_Written exercise:_ Gather all lines in the data that hold the string "dystrybucji".

★ ★ ★ ★

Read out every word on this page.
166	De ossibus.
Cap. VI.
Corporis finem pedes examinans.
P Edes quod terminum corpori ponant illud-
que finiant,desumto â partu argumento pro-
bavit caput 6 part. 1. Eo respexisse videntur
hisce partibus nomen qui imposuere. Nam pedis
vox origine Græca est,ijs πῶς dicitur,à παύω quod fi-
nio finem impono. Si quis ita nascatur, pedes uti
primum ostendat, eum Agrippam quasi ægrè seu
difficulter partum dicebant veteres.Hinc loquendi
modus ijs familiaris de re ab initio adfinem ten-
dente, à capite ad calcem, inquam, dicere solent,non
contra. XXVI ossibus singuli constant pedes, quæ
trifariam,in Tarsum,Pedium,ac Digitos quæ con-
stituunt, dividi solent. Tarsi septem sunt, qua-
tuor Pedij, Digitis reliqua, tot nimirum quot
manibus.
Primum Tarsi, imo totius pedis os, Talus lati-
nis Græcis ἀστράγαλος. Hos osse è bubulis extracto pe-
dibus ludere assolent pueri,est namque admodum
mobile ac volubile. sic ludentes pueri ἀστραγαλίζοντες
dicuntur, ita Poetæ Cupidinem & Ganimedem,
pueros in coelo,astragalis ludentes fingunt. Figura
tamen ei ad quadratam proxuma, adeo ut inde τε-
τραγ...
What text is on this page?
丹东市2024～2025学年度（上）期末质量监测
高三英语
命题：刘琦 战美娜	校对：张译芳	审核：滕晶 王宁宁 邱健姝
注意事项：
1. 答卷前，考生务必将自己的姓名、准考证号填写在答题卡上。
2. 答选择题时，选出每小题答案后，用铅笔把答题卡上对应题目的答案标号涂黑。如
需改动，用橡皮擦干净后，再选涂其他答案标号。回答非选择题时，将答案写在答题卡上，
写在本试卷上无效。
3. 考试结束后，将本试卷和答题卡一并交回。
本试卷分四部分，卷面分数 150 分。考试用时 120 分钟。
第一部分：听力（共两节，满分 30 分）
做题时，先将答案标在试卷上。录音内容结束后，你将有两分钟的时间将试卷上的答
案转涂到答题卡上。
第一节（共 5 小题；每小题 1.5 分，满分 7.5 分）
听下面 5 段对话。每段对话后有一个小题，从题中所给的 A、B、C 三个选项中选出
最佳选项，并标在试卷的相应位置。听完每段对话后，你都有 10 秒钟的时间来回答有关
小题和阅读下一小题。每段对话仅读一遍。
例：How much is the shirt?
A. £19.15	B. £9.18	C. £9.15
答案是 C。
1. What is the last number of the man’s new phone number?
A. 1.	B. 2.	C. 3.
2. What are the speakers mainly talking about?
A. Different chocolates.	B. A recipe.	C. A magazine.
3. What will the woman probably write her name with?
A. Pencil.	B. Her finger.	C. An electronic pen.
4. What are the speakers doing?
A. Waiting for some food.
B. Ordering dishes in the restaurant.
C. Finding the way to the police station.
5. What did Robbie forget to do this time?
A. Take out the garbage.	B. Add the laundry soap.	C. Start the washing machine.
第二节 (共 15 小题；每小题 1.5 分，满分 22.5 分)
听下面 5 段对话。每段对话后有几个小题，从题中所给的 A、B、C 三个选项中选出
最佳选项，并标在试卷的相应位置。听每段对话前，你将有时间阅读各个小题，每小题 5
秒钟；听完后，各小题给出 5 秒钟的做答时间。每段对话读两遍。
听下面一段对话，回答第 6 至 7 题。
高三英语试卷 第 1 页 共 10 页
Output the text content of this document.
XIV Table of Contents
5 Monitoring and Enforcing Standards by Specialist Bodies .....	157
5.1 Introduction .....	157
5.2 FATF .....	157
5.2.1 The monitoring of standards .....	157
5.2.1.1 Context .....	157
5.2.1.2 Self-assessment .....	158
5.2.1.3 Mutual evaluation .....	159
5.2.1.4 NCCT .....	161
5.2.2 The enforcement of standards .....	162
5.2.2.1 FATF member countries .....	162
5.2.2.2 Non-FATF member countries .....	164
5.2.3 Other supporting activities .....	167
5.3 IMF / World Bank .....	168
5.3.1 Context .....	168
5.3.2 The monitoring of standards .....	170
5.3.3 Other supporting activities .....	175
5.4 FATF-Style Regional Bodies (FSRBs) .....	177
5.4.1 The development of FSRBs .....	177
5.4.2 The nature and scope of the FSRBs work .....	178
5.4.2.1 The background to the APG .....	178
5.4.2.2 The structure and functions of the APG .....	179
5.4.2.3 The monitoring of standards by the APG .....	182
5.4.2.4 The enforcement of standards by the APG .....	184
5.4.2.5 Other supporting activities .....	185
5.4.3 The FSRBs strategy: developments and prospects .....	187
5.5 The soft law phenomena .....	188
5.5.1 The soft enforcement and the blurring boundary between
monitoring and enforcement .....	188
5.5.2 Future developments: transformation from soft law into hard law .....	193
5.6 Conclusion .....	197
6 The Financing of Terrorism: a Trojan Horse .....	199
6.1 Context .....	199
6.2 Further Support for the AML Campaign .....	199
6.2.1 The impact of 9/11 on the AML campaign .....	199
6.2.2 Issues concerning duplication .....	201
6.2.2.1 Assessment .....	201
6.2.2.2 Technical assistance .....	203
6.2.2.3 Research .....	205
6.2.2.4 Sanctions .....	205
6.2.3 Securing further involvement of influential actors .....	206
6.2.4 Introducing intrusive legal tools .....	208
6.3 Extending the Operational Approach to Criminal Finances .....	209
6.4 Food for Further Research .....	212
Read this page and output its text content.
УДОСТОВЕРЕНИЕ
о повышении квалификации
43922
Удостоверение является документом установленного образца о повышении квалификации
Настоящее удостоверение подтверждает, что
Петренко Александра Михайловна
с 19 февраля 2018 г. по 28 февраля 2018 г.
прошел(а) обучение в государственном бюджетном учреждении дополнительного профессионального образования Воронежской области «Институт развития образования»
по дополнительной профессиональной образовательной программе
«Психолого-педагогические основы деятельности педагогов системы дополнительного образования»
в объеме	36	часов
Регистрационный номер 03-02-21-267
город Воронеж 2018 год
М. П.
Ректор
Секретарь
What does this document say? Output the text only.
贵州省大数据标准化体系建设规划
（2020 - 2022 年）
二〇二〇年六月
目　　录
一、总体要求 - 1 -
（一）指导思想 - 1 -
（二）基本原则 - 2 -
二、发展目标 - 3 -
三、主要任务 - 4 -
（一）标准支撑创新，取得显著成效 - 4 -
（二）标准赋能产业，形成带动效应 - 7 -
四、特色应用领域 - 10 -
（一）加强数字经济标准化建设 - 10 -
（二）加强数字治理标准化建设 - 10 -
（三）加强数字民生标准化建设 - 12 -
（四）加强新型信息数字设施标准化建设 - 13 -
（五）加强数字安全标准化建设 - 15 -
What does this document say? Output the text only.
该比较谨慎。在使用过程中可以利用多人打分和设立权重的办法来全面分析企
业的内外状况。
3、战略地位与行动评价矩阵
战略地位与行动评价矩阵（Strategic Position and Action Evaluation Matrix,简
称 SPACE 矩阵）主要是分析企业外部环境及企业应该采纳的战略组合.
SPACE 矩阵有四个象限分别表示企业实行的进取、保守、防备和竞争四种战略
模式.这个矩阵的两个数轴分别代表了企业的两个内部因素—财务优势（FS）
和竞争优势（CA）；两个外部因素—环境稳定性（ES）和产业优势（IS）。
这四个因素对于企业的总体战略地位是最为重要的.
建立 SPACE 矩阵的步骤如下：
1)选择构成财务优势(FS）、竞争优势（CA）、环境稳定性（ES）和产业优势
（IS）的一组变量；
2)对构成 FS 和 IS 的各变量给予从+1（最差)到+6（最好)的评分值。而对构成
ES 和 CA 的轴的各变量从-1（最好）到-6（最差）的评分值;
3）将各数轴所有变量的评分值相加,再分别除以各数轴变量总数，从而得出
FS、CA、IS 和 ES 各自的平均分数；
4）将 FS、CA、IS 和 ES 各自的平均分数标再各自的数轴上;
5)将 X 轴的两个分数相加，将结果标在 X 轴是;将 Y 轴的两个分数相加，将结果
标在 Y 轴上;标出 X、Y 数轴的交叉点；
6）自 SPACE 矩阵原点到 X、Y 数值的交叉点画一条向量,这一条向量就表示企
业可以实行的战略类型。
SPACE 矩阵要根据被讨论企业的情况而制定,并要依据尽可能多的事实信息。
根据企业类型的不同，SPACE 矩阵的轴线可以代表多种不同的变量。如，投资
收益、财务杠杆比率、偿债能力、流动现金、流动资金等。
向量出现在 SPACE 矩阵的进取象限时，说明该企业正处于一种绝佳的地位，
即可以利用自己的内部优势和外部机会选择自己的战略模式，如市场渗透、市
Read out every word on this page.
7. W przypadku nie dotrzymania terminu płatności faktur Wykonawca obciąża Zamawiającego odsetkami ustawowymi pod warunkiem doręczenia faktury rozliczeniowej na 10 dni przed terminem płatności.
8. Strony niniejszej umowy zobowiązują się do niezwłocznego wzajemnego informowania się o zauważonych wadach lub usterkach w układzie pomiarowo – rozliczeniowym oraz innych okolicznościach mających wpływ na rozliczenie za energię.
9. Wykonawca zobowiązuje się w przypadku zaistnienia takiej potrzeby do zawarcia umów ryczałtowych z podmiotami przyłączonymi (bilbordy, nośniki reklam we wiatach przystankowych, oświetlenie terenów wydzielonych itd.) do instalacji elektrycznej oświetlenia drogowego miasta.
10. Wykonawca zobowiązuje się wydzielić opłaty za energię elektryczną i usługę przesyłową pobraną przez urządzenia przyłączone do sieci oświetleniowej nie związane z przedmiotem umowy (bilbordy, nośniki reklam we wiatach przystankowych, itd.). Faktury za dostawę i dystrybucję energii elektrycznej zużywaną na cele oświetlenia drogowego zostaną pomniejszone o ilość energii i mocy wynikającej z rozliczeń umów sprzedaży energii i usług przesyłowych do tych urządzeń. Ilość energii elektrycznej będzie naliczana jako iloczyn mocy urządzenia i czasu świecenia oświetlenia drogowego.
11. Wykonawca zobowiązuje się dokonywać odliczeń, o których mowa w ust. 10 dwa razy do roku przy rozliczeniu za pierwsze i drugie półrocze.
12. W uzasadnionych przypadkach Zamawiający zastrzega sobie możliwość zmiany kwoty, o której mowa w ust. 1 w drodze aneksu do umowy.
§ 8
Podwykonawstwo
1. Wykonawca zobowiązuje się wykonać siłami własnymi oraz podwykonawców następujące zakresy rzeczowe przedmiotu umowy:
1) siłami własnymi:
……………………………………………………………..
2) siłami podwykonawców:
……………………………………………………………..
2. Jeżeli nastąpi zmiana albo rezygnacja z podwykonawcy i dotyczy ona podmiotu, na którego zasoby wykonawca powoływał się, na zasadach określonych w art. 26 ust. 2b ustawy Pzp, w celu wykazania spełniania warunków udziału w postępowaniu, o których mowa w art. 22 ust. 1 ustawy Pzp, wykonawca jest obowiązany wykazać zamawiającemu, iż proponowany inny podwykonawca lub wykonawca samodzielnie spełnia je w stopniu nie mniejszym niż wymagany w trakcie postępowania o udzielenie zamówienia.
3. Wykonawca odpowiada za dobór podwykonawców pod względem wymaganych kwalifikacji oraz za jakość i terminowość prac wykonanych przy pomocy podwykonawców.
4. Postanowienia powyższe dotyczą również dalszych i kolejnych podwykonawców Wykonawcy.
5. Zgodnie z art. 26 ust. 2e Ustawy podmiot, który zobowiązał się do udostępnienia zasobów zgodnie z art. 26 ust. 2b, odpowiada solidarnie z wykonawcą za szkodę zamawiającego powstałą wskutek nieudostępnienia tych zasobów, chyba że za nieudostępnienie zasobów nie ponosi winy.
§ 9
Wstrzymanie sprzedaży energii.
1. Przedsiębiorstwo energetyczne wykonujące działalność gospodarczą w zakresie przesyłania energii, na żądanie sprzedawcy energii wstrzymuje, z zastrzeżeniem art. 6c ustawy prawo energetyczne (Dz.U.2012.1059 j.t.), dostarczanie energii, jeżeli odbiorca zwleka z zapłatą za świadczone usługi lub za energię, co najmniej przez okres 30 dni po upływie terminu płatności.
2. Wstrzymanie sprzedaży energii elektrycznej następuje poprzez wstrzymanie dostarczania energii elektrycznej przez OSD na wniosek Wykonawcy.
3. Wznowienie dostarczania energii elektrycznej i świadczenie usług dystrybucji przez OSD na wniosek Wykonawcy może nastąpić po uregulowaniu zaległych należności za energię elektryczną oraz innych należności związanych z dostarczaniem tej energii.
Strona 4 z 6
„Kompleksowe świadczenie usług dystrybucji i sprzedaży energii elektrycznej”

★ ★ ★ ★

_Correct result:_
3. Wznowienie dostarczania energii elektrycznej i świadczenie usług dystrybucji przez OSD na wniosek Wykonawcy może nastąpić po uregulowaniu zaległych należności za energię elektryczną oraz innych należności związanych z dostarczaniem tej energii.
„Kompleksowe świadczenie usług dystrybucji i sprzedaży energii elektrycznej”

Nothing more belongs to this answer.